TASK GOAL: All of the lines below are to be printed again exactly; images are excluded from the output.

GIVEN DATA:
......

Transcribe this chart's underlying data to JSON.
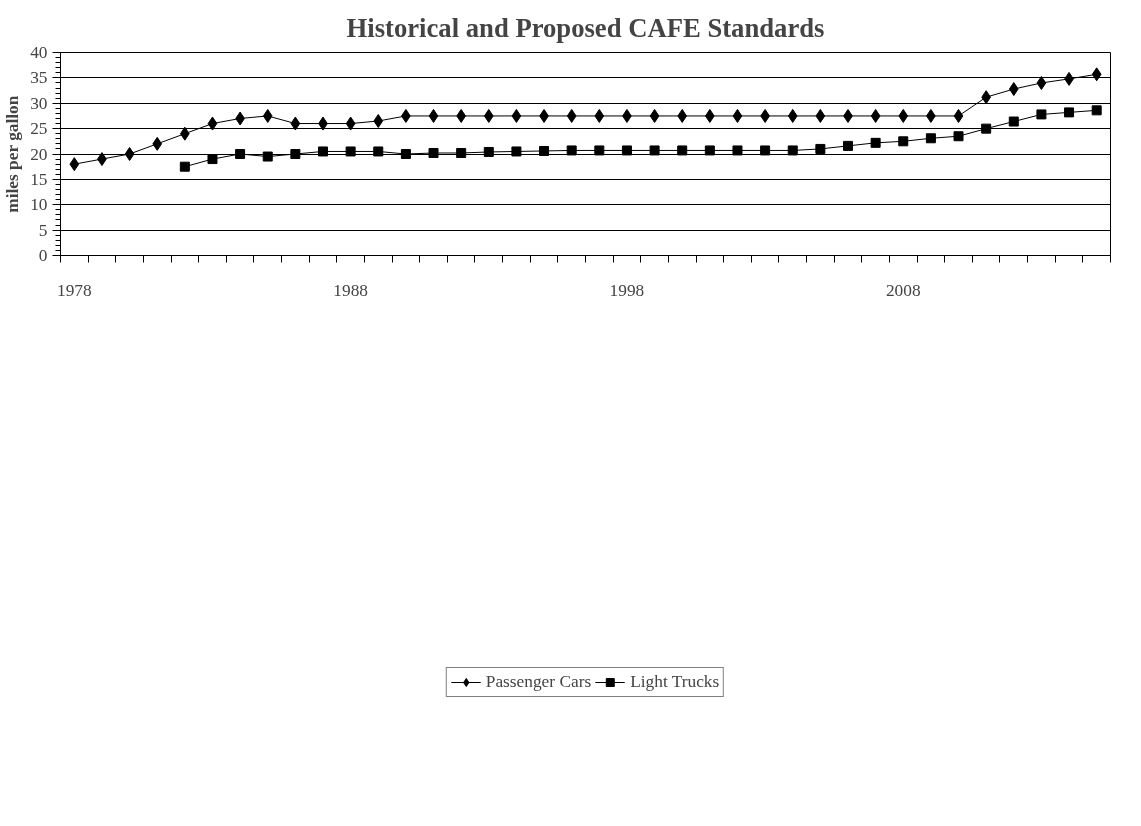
{
  "chart_data": {
    "type": "line",
    "title": "Historical and Proposed CAFE Standards",
    "ylabel": "miles per gallon",
    "categories": [
      "1978",
      null,
      null,
      null,
      null,
      null,
      null,
      null,
      null,
      null,
      "1988",
      null,
      null,
      null,
      null,
      null,
      null,
      null,
      null,
      null,
      "1998",
      null,
      null,
      null,
      null,
      null,
      null,
      null,
      null,
      null,
      "2008",
      null,
      null,
      null,
      null,
      null,
      null,
      null
    ],
    "series": [
      {
        "name": "Passenger Cars",
        "color": "#000000",
        "marker": "diamond",
        "values": [
          18,
          19,
          20,
          22,
          24,
          26,
          27,
          27.5,
          26,
          26,
          26,
          26.5,
          27.5,
          27.5,
          27.5,
          27.5,
          27.5,
          27.5,
          27.5,
          27.5,
          27.5,
          27.5,
          27.5,
          27.5,
          27.5,
          27.5,
          27.5,
          27.5,
          27.5,
          27.5,
          27.5,
          27.5,
          27.5,
          31.2,
          32.8,
          34.0,
          34.8,
          35.7
        ]
      },
      {
        "name": "Light Trucks",
        "color": "#000000",
        "marker": "square",
        "values": [
          null,
          null,
          null,
          null,
          17.5,
          19.0,
          20.0,
          19.5,
          20.0,
          20.5,
          20.5,
          20.5,
          20.0,
          20.2,
          20.2,
          20.4,
          20.5,
          20.6,
          20.7,
          20.7,
          20.7,
          20.7,
          20.7,
          20.7,
          20.7,
          20.7,
          20.7,
          21.0,
          21.6,
          22.2,
          22.5,
          23.1,
          23.5,
          25.0,
          26.4,
          27.8,
          28.2,
          28.6
        ]
      }
    ],
    "ylim": [
      0,
      40
    ],
    "yticks": [
      0,
      5,
      10,
      15,
      20,
      25,
      30,
      35,
      40
    ],
    "grid": "y",
    "legend": "bottom"
  }
}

......

ANSWER TO THE EXERCISE:
Transcribe this chart's underlying data to JSON.
{
  "chart_data": {
    "type": "line",
    "title": "Historical and Proposed CAFE Standards",
    "ylabel": "miles per gallon",
    "categories": [
      "1978",
      null,
      null,
      null,
      null,
      null,
      null,
      null,
      null,
      null,
      "1988",
      null,
      null,
      null,
      null,
      null,
      null,
      null,
      null,
      null,
      "1998",
      null,
      null,
      null,
      null,
      null,
      null,
      null,
      null,
      null,
      "2008",
      null,
      null,
      null,
      null,
      null,
      null,
      null
    ],
    "series": [
      {
        "name": "Passenger Cars",
        "color": "#000000",
        "marker": "diamond",
        "values": [
          18,
          19,
          20,
          22,
          24,
          26,
          27,
          27.5,
          26,
          26,
          26,
          26.5,
          27.5,
          27.5,
          27.5,
          27.5,
          27.5,
          27.5,
          27.5,
          27.5,
          27.5,
          27.5,
          27.5,
          27.5,
          27.5,
          27.5,
          27.5,
          27.5,
          27.5,
          27.5,
          27.5,
          27.5,
          27.5,
          31.2,
          32.8,
          34.0,
          34.8,
          35.7
        ]
      },
      {
        "name": "Light Trucks",
        "color": "#000000",
        "marker": "square",
        "values": [
          null,
          null,
          null,
          null,
          17.5,
          19.0,
          20.0,
          19.5,
          20.0,
          20.5,
          20.5,
          20.5,
          20.0,
          20.2,
          20.2,
          20.4,
          20.5,
          20.6,
          20.7,
          20.7,
          20.7,
          20.7,
          20.7,
          20.7,
          20.7,
          20.7,
          20.7,
          21.0,
          21.6,
          22.2,
          22.5,
          23.1,
          23.5,
          25.0,
          26.4,
          27.8,
          28.2,
          28.6
        ]
      }
    ],
    "ylim": [
      0,
      40
    ],
    "yticks": [
      0,
      5,
      10,
      15,
      20,
      25,
      30,
      35,
      40
    ],
    "grid": "y",
    "legend": "bottom"
  }
}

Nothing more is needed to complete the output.